══ Provided information ══

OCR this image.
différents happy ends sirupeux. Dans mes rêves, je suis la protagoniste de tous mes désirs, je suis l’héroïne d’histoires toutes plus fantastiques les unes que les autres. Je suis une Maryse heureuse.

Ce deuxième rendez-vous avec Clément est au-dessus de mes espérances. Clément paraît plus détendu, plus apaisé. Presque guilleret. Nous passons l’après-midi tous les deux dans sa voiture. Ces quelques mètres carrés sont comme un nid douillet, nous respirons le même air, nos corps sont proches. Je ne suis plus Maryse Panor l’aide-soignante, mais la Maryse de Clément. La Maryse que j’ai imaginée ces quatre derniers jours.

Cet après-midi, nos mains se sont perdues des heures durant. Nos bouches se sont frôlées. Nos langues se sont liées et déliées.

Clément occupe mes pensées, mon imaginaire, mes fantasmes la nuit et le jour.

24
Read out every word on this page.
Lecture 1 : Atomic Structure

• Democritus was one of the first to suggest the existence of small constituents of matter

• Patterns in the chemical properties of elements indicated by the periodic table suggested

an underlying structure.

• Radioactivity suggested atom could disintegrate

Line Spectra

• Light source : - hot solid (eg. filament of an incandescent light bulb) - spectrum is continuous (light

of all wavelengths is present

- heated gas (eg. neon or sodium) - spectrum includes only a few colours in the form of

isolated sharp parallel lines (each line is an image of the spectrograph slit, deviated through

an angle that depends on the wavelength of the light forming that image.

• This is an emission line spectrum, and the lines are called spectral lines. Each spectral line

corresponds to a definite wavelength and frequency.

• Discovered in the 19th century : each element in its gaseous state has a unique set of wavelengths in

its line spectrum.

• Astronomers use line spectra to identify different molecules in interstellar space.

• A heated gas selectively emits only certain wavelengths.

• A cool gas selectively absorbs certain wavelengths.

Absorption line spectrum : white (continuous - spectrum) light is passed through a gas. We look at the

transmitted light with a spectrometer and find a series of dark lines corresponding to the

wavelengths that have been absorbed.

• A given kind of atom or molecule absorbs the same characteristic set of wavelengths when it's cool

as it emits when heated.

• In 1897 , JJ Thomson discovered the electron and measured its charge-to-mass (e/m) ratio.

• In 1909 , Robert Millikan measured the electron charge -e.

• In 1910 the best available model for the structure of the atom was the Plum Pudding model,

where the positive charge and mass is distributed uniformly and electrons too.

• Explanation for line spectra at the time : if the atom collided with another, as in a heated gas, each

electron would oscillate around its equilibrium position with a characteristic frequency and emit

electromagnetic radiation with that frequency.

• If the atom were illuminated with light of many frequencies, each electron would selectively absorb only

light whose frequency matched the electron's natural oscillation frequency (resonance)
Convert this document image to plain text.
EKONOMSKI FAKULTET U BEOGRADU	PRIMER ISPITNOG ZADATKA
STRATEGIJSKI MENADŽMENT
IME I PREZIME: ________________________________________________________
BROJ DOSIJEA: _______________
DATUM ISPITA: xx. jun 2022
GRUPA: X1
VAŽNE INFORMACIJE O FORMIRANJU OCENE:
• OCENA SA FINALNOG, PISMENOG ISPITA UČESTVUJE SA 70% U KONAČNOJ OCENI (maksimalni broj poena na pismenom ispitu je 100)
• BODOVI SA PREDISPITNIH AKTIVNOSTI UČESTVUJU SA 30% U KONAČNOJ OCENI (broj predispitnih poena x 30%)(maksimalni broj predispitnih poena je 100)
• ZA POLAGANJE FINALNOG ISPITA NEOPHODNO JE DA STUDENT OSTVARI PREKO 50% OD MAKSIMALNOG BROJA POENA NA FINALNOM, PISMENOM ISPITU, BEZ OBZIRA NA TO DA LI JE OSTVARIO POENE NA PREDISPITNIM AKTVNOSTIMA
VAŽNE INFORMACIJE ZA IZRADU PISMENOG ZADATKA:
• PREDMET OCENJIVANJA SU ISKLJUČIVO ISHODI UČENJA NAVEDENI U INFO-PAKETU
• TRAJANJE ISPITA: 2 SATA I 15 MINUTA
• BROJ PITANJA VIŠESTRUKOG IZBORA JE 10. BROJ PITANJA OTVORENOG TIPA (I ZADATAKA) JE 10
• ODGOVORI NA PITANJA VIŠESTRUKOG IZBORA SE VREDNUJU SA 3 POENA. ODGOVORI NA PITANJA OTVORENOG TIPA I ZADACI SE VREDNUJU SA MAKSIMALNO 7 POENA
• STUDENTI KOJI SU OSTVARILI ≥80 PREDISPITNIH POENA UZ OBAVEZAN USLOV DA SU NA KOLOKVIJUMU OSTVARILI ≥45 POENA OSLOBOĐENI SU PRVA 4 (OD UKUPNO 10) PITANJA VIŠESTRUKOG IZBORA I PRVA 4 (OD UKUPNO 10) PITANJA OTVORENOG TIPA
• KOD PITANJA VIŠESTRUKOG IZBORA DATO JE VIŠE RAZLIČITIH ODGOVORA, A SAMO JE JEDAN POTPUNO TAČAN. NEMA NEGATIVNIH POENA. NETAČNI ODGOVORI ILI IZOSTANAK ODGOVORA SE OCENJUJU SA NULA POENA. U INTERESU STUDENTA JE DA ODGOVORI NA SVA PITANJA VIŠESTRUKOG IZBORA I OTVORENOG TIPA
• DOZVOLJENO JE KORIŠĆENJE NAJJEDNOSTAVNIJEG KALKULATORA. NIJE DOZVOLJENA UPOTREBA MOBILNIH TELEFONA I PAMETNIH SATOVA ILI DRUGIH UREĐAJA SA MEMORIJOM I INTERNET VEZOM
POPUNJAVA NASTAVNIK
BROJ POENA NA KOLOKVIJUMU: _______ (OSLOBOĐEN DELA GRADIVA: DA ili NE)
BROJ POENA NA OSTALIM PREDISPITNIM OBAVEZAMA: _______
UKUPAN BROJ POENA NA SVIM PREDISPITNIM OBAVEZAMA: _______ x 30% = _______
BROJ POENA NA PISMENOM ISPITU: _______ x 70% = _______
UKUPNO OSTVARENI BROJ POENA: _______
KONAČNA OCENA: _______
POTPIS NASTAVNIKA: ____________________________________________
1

═══

__Aim of the exercise__
Your task is to gather every line with the word "image" and copy it.

__Result__
OCR this image.
isolated sharp parallel lines (each line is an image of the spectrograph slit, deviated through
an angle that depends on the wavelength of the light forming that image.
Convert this document image to plain text.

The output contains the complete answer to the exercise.